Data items
§ §
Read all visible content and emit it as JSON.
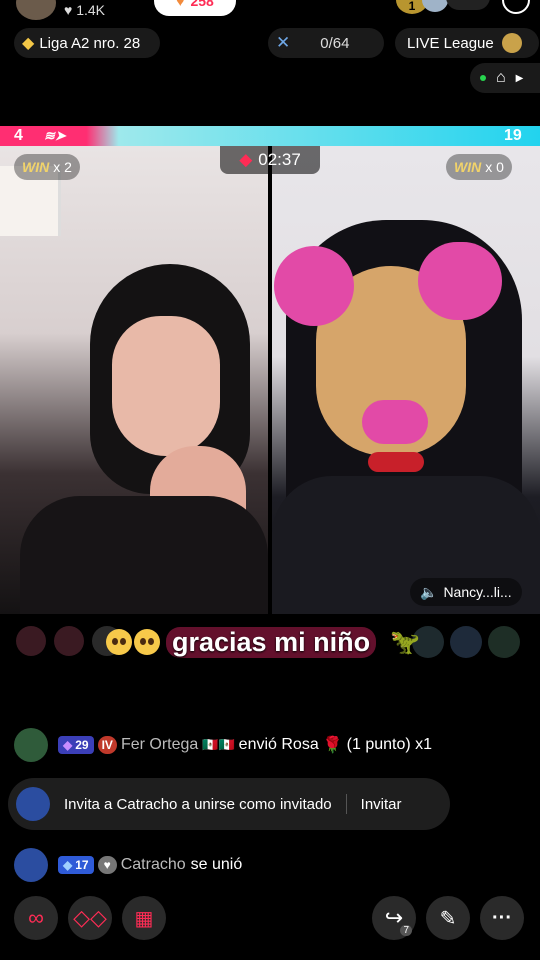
{
  "top": {
    "likes": "1.4K",
    "coins": "258",
    "rank_badge": "1",
    "league_label": "Liga A2 nro. 28",
    "score_progress": "0/64",
    "live_league": "LIVE League"
  },
  "battle": {
    "left_score": "4",
    "right_score": "19",
    "timer": "02:37",
    "left_win_label": "WIN",
    "left_win_count": "x 2",
    "right_win_label": "WIN",
    "right_win_count": "x 0",
    "right_host_name": "Nancy...li..."
  },
  "overlay_comment": "gracias mi niño",
  "chat": [
    {
      "level": "29",
      "tag": "IV",
      "user": "Fer Ortega",
      "message": "envió Rosa",
      "detail": "(1 punto) x1"
    },
    {
      "invite_text": "Invita a Catracho a unirse como invitado",
      "invite_button": "Invitar"
    },
    {
      "level": "17",
      "user": "Catracho",
      "message": "se unió"
    }
  ],
  "bottom": {
    "share_count": "7"
  },
  "colors": {
    "battle_left": "#ff2e72",
    "battle_right": "#22d3ee",
    "accent_pink": "#fe2c55"
  }
}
§ §
> **What you should do**
Copy out the data above exactly, except the pictures.

> **Correct result**
Read all visible content and emit it as JSON.
{
  "top": {
    "likes": "1.4K",
    "coins": "258",
    "rank_badge": "1",
    "league_label": "Liga A2 nro. 28",
    "score_progress": "0/64",
    "live_league": "LIVE League"
  },
  "battle": {
    "left_score": "4",
    "right_score": "19",
    "timer": "02:37",
    "left_win_label": "WIN",
    "left_win_count": "x 2",
    "right_win_label": "WIN",
    "right_win_count": "x 0",
    "right_host_name": "Nancy...li..."
  },
  "overlay_comment": "gracias mi niño",
  "chat": [
    {
      "level": "29",
      "tag": "IV",
      "user": "Fer Ortega",
      "message": "envió Rosa",
      "detail": "(1 punto) x1"
    },
    {
      "invite_text": "Invita a Catracho a unirse como invitado",
      "invite_button": "Invitar"
    },
    {
      "level": "17",
      "user": "Catracho",
      "message": "se unió"
    }
  ],
  "bottom": {
    "share_count": "7"
  },
  "colors": {
    "battle_left": "#ff2e72",
    "battle_right": "#22d3ee",
    "accent_pink": "#fe2c55"
  }
}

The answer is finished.